WHAT IS EXPECTED:
From the listing below, pull out all lines with "contenido" in them.
┌─ STORED RECORDS
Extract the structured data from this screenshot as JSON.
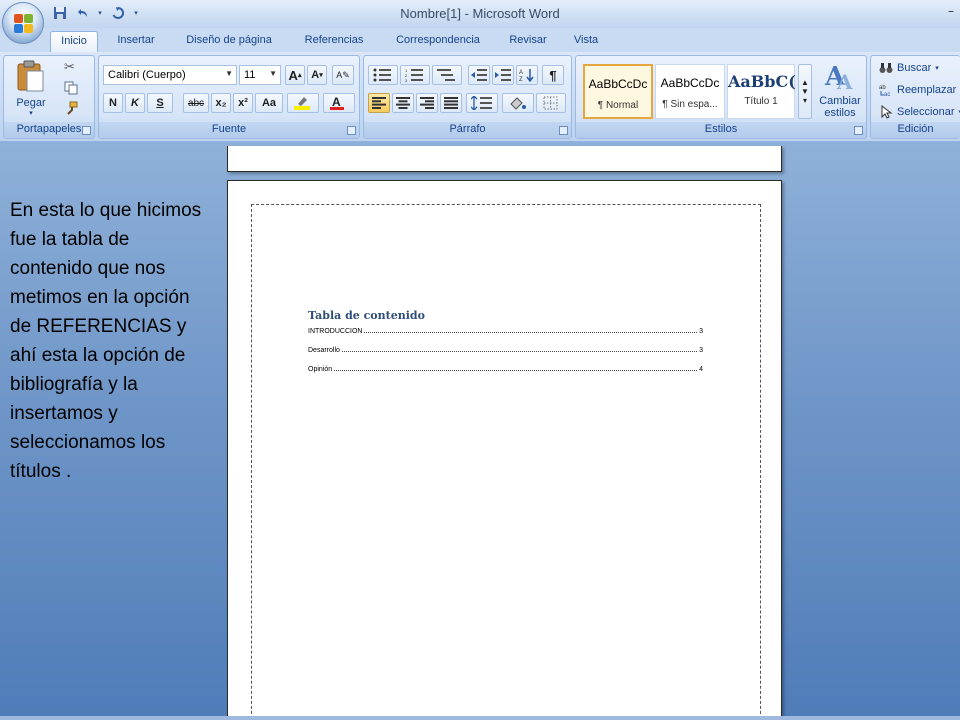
{
  "window": {
    "title": "Nombre[1] - Microsoft Word"
  },
  "tabs": [
    "Inicio",
    "Insertar",
    "Diseño de página",
    "Referencias",
    "Correspondencia",
    "Revisar",
    "Vista"
  ],
  "groups": {
    "clipboard": {
      "label": "Portapapeles",
      "paste": "Pegar"
    },
    "font": {
      "label": "Fuente",
      "font_name": "Calibri (Cuerpo)",
      "font_size": "11",
      "bold": "N",
      "italic": "K",
      "underline": "S",
      "strike": "abc",
      "subscript": "x₂",
      "superscript": "x²",
      "case": "Aa"
    },
    "paragraph": {
      "label": "Párrafo"
    },
    "styles": {
      "label": "Estilos",
      "items": [
        {
          "sample": "AaBbCcDc",
          "name": "¶ Normal"
        },
        {
          "sample": "AaBbCcDc",
          "name": "¶ Sin espa..."
        },
        {
          "sample": "AaBbC(",
          "name": "Título 1"
        }
      ],
      "change_styles": "Cambiar estilos"
    },
    "editing": {
      "label": "Edición",
      "find": "Buscar",
      "replace": "Reemplazar",
      "select": "Seleccionar"
    }
  },
  "caption": "En esta lo que hicimos fue la tabla de contenido  que nos metimos en la opción de REFERENCIAS y ahí esta la opción de bibliografía y la insertamos y seleccionamos los títulos .",
  "document": {
    "toc_title": "Tabla de contenido",
    "toc_entries": [
      {
        "text": "INTRODUCCION",
        "page": "3"
      },
      {
        "text": "Desarrollo",
        "page": "3"
      },
      {
        "text": "Opinión",
        "page": "4"
      }
    ]
  },
  "colors": {
    "accent": "#15428b",
    "ribbon": "#c7dbf3",
    "background": "#6f96c8"
  }
}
└─
CORRECT OUTPUT:
  "caption": "En esta lo que hicimos fue la tabla de contenido  que nos metimos en la opción de REFERENCIAS y ahí esta la opción de bibliografía y la insertamos y seleccionamos los títulos .",
    "toc_title": "Tabla de contenido",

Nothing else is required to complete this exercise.